▶ [THE TASK]: Can you quote the records below in full, word for word?

[Collected data entries]
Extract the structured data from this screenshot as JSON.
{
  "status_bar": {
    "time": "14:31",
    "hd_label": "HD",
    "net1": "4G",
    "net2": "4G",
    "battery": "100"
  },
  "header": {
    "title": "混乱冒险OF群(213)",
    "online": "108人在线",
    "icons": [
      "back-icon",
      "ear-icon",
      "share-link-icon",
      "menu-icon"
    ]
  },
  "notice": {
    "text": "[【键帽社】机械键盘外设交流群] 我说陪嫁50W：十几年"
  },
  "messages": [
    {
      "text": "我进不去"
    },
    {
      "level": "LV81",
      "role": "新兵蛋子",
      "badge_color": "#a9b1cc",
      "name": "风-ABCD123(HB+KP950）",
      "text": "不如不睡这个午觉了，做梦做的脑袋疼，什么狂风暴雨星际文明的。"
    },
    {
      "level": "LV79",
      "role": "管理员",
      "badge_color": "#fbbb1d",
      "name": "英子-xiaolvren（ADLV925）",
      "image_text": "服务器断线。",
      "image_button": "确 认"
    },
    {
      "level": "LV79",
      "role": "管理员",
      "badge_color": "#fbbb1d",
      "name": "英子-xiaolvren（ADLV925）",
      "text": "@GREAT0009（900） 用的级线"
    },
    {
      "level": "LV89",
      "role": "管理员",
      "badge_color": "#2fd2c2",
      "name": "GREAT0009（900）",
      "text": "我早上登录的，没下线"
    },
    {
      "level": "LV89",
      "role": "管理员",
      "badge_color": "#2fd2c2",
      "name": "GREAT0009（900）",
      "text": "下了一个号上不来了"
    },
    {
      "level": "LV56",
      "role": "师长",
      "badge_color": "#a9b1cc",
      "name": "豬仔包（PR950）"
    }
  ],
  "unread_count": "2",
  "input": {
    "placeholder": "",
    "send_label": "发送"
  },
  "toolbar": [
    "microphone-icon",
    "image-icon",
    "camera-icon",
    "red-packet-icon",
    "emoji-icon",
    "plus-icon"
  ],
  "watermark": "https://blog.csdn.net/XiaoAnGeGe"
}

▶ [REPLY TO THE EXERCISE]:
Extract the structured data from this screenshot as JSON.
{
  "status_bar": {
    "time": "14:31",
    "hd_label": "HD",
    "net1": "4G",
    "net2": "4G",
    "battery": "100"
  },
  "header": {
    "title": "混乱冒险OF群(213)",
    "online": "108人在线",
    "icons": [
      "back-icon",
      "ear-icon",
      "share-link-icon",
      "menu-icon"
    ]
  },
  "notice": {
    "text": "[【键帽社】机械键盘外设交流群] 我说陪嫁50W：十几年"
  },
  "messages": [
    {
      "text": "我进不去"
    },
    {
      "level": "LV81",
      "role": "新兵蛋子",
      "badge_color": "#a9b1cc",
      "name": "风-ABCD123(HB+KP950）",
      "text": "不如不睡这个午觉了，做梦做的脑袋疼，什么狂风暴雨星际文明的。"
    },
    {
      "level": "LV79",
      "role": "管理员",
      "badge_color": "#fbbb1d",
      "name": "英子-xiaolvren（ADLV925）",
      "image_text": "服务器断线。",
      "image_button": "确 认"
    },
    {
      "level": "LV79",
      "role": "管理员",
      "badge_color": "#fbbb1d",
      "name": "英子-xiaolvren（ADLV925）",
      "text": "@GREAT0009（900） 用的级线"
    },
    {
      "level": "LV89",
      "role": "管理员",
      "badge_color": "#2fd2c2",
      "name": "GREAT0009（900）",
      "text": "我早上登录的，没下线"
    },
    {
      "level": "LV89",
      "role": "管理员",
      "badge_color": "#2fd2c2",
      "name": "GREAT0009（900）",
      "text": "下了一个号上不来了"
    },
    {
      "level": "LV56",
      "role": "师长",
      "badge_color": "#a9b1cc",
      "name": "豬仔包（PR950）"
    }
  ],
  "unread_count": "2",
  "input": {
    "placeholder": "",
    "send_label": "发送"
  },
  "toolbar": [
    "microphone-icon",
    "image-icon",
    "camera-icon",
    "red-packet-icon",
    "emoji-icon",
    "plus-icon"
  ],
  "watermark": "https://blog.csdn.net/XiaoAnGeGe"
}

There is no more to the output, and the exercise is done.